**WHAT YOU SHOULD DO:**
Count how many lines hold the string "التي". Give that number alone.

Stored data
↓↓↓
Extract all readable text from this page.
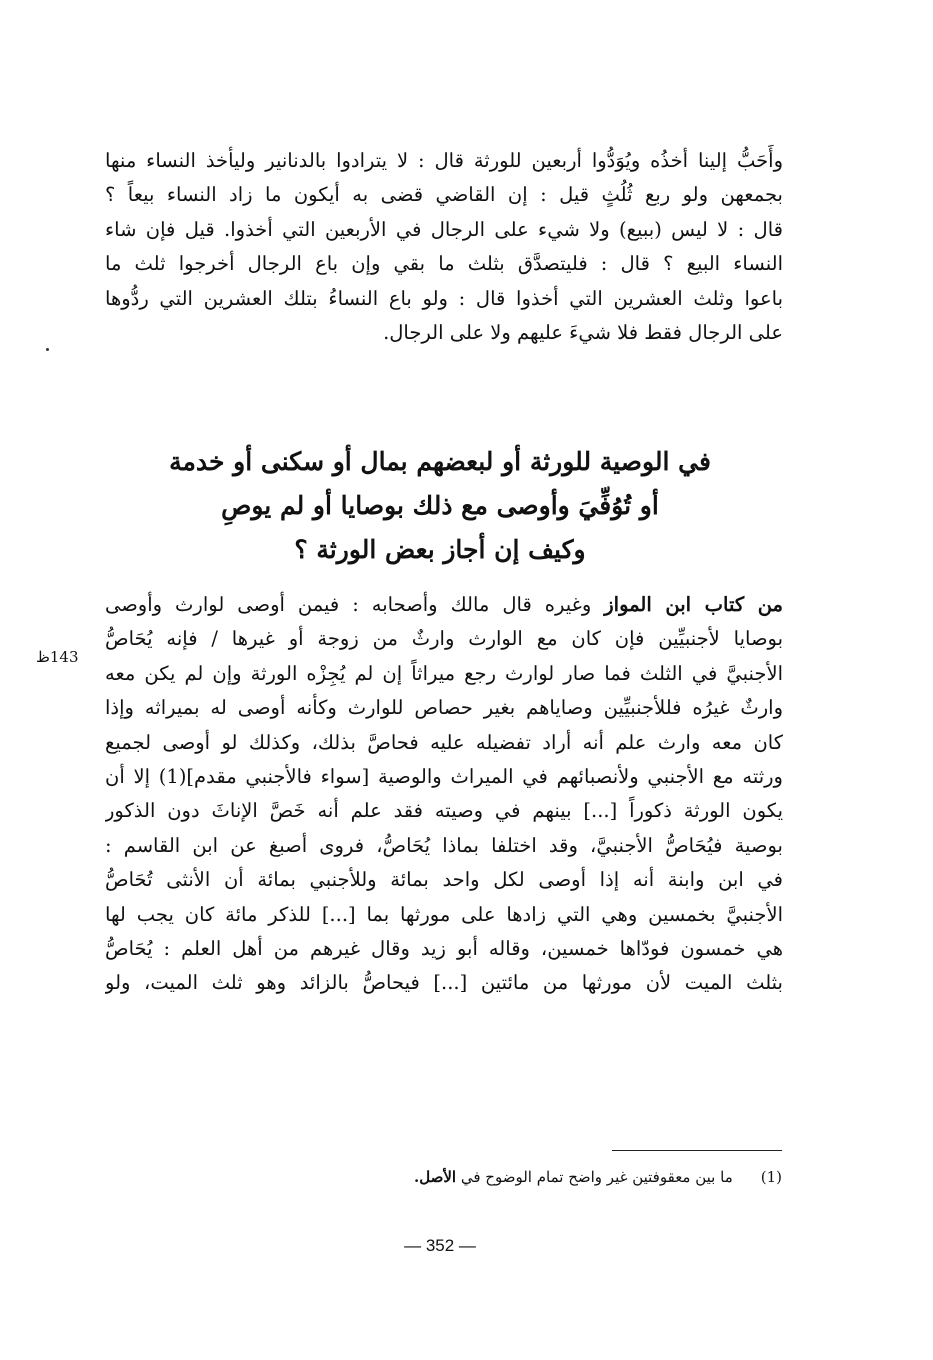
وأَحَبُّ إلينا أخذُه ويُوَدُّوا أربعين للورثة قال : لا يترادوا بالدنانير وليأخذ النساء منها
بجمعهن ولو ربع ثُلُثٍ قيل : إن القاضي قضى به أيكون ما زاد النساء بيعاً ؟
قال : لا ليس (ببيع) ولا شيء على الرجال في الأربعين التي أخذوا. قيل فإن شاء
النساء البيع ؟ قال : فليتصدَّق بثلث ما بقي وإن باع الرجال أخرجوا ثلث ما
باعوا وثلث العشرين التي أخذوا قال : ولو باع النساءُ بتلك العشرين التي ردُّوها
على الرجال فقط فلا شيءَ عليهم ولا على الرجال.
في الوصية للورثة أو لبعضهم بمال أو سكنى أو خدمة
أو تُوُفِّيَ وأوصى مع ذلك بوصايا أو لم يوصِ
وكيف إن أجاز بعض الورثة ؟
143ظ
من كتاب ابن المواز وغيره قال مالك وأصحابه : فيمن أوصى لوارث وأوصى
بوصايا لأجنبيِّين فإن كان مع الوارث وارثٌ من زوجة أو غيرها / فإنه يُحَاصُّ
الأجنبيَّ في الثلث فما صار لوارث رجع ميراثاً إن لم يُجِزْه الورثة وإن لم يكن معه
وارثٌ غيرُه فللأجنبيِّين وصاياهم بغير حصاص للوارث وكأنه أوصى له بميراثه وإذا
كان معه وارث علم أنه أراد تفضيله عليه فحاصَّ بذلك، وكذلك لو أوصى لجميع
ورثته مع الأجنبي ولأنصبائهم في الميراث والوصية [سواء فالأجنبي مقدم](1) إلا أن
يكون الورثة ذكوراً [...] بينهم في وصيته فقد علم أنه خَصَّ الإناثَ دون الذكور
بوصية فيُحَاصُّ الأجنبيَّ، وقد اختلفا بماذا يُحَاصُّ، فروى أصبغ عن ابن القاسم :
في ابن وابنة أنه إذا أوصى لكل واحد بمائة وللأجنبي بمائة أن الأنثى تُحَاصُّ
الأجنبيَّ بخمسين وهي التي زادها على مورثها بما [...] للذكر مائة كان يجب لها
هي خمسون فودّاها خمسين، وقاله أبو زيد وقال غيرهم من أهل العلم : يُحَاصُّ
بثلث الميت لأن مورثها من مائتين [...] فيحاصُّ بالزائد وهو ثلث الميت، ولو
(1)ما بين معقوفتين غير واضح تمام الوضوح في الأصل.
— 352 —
↑↑↑
↓↓↓
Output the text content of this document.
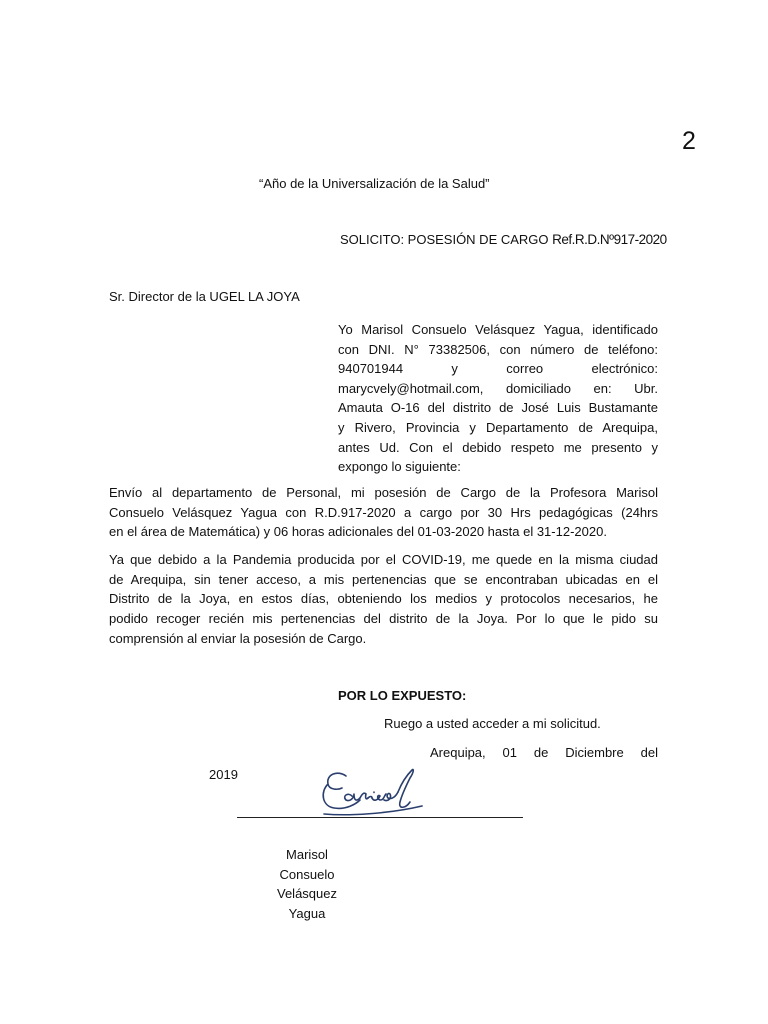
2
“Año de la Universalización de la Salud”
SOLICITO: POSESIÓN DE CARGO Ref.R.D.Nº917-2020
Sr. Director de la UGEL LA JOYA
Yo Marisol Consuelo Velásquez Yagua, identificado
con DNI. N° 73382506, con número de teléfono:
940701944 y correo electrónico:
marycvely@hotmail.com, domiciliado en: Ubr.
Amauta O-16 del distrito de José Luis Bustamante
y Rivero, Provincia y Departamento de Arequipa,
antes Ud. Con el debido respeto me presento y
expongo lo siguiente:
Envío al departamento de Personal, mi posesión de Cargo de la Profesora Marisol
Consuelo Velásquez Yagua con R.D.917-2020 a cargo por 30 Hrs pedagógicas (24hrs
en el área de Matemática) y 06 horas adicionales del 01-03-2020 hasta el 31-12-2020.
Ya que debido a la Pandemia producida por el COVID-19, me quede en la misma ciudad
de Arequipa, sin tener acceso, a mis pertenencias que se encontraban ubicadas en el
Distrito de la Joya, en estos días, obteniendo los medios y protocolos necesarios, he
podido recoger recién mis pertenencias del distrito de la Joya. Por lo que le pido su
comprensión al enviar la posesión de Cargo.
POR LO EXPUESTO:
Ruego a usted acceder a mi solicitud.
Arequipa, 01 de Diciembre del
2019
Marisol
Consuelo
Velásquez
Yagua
↑↑↑
**FINISHED TASK:**
3